◆ WHAT TO DO: Count the lines below that contain the string "palm", and give only the number.

(Excerpts from a layout annotation set)
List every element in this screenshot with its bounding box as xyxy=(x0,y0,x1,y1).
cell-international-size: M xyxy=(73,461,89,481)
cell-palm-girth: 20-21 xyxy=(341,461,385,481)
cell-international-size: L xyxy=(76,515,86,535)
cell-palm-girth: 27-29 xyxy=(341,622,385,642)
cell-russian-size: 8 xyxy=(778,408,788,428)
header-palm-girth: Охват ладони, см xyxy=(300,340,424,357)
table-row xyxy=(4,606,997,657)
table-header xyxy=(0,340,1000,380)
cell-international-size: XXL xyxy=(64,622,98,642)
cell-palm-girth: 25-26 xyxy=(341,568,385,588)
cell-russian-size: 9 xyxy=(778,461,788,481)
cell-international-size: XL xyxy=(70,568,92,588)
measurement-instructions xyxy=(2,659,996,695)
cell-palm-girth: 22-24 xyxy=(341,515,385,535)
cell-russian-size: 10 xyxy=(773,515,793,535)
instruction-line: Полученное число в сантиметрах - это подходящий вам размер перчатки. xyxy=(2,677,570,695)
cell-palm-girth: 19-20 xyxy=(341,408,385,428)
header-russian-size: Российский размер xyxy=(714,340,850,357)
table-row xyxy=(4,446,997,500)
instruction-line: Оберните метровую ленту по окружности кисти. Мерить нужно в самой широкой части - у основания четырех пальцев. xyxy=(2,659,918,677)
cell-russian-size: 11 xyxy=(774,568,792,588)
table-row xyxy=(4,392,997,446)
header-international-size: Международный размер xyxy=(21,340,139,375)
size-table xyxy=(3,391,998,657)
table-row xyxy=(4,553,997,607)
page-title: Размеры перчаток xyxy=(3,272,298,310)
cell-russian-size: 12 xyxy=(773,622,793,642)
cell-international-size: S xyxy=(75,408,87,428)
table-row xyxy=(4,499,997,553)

◆ FINISHED EXERCISE: 6